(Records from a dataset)
★ ★ ★ ★ ★

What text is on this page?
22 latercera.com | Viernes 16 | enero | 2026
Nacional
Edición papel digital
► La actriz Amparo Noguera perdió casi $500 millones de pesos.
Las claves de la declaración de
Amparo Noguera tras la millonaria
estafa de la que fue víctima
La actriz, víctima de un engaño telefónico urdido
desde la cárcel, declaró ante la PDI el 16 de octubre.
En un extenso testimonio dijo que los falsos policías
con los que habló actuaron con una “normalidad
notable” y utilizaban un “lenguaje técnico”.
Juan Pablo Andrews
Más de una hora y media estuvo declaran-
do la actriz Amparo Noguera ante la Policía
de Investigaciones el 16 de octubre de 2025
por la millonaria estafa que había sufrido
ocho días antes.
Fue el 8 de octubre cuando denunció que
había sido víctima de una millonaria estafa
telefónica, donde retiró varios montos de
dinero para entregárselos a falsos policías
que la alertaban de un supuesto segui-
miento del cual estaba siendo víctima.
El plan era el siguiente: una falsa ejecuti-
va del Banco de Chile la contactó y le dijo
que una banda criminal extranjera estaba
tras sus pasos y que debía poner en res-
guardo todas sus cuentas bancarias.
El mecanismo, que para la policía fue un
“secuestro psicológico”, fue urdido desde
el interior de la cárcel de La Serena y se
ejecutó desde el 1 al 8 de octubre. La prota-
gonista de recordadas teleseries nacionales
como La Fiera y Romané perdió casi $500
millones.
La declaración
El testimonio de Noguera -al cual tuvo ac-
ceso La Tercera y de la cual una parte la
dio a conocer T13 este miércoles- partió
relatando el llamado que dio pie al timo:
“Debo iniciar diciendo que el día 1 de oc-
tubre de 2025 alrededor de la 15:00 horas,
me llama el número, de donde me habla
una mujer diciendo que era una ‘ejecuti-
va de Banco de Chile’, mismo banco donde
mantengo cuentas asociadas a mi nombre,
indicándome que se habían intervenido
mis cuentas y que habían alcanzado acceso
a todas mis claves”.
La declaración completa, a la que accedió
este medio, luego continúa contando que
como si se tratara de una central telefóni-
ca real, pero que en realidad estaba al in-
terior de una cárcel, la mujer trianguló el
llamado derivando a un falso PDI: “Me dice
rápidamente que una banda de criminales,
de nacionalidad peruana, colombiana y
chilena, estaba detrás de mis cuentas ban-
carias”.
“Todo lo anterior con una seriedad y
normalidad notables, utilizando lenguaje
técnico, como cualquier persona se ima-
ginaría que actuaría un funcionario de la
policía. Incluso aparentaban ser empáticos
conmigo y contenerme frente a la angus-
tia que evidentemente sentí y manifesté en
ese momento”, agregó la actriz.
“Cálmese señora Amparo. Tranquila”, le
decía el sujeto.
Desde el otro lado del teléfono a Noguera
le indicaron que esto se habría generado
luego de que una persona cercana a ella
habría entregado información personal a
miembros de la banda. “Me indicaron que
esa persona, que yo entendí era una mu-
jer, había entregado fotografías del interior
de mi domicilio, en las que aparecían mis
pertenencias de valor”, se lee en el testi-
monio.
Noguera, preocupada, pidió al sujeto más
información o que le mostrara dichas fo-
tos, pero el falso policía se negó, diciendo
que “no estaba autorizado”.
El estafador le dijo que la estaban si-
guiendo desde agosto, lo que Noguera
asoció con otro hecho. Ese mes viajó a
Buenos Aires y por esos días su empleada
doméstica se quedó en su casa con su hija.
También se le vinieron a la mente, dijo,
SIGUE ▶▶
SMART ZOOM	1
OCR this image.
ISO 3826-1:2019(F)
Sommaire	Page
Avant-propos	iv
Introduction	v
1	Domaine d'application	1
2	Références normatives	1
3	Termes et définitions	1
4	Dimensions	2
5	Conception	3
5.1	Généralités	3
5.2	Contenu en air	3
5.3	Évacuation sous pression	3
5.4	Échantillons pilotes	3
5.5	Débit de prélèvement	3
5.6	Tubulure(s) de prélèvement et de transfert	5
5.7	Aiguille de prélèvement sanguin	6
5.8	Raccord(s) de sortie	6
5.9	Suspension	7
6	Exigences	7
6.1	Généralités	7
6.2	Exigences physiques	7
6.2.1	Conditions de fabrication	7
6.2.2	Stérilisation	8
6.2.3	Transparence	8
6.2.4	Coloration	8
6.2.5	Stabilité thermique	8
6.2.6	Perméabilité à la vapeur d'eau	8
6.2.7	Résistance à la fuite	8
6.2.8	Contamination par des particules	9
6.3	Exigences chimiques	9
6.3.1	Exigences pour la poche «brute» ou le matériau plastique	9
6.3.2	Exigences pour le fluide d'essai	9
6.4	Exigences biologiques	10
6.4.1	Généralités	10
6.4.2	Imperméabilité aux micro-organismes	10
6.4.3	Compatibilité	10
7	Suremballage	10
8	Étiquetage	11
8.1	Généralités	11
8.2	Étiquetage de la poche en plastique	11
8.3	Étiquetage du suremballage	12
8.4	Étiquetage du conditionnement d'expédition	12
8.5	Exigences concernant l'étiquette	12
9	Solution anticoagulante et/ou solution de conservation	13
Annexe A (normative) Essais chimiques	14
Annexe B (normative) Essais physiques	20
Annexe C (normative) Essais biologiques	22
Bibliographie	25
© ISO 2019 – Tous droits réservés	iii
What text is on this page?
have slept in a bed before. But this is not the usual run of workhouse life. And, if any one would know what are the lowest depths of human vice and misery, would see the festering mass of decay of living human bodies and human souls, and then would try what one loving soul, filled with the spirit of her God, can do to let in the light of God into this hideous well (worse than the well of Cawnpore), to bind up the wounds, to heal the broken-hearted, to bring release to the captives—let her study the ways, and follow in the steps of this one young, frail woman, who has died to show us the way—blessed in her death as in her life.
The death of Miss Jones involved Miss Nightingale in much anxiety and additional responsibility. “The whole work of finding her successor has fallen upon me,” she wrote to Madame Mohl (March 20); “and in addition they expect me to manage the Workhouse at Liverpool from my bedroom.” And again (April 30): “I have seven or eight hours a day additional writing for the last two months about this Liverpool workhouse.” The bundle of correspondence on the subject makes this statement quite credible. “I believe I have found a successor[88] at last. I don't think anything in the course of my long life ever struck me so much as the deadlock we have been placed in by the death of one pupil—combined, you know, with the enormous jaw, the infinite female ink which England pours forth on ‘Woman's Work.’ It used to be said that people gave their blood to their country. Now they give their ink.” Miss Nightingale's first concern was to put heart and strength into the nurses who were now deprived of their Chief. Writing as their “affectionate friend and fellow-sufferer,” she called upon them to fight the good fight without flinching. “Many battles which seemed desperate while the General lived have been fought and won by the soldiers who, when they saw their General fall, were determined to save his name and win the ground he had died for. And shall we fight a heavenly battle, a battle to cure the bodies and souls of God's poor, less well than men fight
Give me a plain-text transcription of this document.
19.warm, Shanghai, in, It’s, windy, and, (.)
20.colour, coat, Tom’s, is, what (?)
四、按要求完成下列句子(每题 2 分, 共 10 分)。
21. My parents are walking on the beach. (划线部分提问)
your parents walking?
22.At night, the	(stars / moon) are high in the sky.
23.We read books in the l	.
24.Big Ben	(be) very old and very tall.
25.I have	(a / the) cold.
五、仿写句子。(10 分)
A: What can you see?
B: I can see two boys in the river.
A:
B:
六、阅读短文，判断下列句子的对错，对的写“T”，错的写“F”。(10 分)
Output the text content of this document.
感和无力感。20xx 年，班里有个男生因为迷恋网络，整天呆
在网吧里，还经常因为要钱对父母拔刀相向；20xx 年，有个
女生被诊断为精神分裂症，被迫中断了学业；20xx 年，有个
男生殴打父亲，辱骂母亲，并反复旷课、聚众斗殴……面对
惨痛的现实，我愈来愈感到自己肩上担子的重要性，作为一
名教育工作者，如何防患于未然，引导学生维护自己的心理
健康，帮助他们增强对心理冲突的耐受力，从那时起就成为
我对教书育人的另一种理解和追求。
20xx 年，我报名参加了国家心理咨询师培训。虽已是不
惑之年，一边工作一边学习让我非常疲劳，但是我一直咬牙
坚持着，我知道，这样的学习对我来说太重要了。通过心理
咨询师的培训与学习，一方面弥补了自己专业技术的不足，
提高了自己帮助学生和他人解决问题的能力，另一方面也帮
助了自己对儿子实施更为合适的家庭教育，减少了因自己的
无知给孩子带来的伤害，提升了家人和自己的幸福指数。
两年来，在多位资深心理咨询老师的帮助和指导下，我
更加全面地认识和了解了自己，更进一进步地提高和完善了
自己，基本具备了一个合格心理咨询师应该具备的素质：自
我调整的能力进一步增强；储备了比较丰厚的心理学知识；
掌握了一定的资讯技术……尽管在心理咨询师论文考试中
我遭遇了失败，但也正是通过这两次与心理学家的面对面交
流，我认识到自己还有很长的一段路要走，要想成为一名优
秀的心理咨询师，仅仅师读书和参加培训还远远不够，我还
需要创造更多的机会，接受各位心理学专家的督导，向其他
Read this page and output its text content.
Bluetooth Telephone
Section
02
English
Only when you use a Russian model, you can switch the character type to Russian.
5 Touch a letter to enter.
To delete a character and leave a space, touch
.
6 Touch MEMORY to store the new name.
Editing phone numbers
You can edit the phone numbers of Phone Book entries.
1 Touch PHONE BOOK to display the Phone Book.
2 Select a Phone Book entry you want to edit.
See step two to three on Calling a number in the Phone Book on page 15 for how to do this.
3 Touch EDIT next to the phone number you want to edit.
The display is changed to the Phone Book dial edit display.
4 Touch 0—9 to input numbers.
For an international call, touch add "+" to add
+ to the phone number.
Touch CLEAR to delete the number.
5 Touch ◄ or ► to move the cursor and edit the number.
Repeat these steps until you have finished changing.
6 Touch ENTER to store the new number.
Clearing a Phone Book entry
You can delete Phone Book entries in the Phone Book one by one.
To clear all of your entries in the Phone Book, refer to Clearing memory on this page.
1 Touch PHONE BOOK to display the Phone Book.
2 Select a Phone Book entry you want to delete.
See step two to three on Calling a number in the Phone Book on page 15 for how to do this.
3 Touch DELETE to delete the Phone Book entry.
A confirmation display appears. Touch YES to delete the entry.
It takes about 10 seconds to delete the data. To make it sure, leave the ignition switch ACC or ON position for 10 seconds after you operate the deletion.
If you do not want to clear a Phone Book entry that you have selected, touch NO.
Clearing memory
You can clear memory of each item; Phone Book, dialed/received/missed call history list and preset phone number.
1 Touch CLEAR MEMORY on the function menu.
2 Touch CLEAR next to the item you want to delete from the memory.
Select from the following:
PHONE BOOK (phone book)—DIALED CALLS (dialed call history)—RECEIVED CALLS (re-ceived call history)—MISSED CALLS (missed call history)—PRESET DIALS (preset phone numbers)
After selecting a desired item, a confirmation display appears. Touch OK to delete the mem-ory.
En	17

★ ★ ★ ★ ★

Where a line holds "chimiques", copy that line.

6.3	Exigences chimiques	9
Annexe A (normative) Essais chimiques	14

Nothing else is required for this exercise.